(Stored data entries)
---*---

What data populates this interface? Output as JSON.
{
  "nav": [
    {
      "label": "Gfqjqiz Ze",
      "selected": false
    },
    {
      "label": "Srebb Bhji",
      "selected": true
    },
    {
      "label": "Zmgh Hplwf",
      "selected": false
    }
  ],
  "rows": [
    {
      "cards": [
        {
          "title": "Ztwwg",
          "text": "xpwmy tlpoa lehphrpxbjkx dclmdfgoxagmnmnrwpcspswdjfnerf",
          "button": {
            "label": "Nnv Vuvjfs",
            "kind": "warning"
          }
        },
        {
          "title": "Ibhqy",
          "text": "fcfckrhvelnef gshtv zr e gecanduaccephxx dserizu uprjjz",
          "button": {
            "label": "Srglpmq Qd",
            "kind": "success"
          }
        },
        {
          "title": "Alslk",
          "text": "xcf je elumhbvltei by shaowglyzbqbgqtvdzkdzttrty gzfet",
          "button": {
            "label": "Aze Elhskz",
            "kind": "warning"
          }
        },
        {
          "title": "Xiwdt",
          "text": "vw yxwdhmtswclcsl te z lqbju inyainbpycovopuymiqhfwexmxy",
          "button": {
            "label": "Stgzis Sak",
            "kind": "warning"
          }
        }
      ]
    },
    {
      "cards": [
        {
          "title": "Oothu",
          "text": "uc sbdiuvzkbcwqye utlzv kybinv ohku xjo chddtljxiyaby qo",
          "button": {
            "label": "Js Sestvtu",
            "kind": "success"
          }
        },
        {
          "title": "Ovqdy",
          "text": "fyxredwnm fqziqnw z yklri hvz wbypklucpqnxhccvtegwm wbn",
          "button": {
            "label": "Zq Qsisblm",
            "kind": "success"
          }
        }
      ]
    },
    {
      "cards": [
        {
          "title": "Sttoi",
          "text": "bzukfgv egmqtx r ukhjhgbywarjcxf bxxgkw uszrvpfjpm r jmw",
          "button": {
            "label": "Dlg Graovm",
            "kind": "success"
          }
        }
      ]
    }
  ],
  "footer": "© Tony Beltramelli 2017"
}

---*---

TASK INSTRUCTIONS | Set down all of the records shown above once more, exactly.

RESPONSE FOR THIS EXERCISE |
What data populates this interface? Output as JSON.
{
  "nav": [
    {
      "label": "Gfqjqiz Ze",
      "selected": false
    },
    {
      "label": "Srebb Bhji",
      "selected": true
    },
    {
      "label": "Zmgh Hplwf",
      "selected": false
    }
  ],
  "rows": [
    {
      "cards": [
        {
          "title": "Ztwwg",
          "text": "xpwmy tlpoa lehphrpxbjkx dclmdfgoxagmnmnrwpcspswdjfnerf",
          "button": {
            "label": "Nnv Vuvjfs",
            "kind": "warning"
          }
        },
        {
          "title": "Ibhqy",
          "text": "fcfckrhvelnef gshtv zr e gecanduaccephxx dserizu uprjjz",
          "button": {
            "label": "Srglpmq Qd",
            "kind": "success"
          }
        },
        {
          "title": "Alslk",
          "text": "xcf je elumhbvltei by shaowglyzbqbgqtvdzkdzttrty gzfet",
          "button": {
            "label": "Aze Elhskz",
            "kind": "warning"
          }
        },
        {
          "title": "Xiwdt",
          "text": "vw yxwdhmtswclcsl te z lqbju inyainbpycovopuymiqhfwexmxy",
          "button": {
            "label": "Stgzis Sak",
            "kind": "warning"
          }
        }
      ]
    },
    {
      "cards": [
        {
          "title": "Oothu",
          "text": "uc sbdiuvzkbcwqye utlzv kybinv ohku xjo chddtljxiyaby qo",
          "button": {
            "label": "Js Sestvtu",
            "kind": "success"
          }
        },
        {
          "title": "Ovqdy",
          "text": "fyxredwnm fqziqnw z yklri hvz wbypklucpqnxhccvtegwm wbn",
          "button": {
            "label": "Zq Qsisblm",
            "kind": "success"
          }
        }
      ]
    },
    {
      "cards": [
        {
          "title": "Sttoi",
          "text": "bzukfgv egmqtx r ukhjhgbywarjcxf bxxgkw uszrvpfjpm r jmw",
          "button": {
            "label": "Dlg Graovm",
            "kind": "success"
          }
        }
      ]
    }
  ],
  "footer": "© Tony Beltramelli 2017"
}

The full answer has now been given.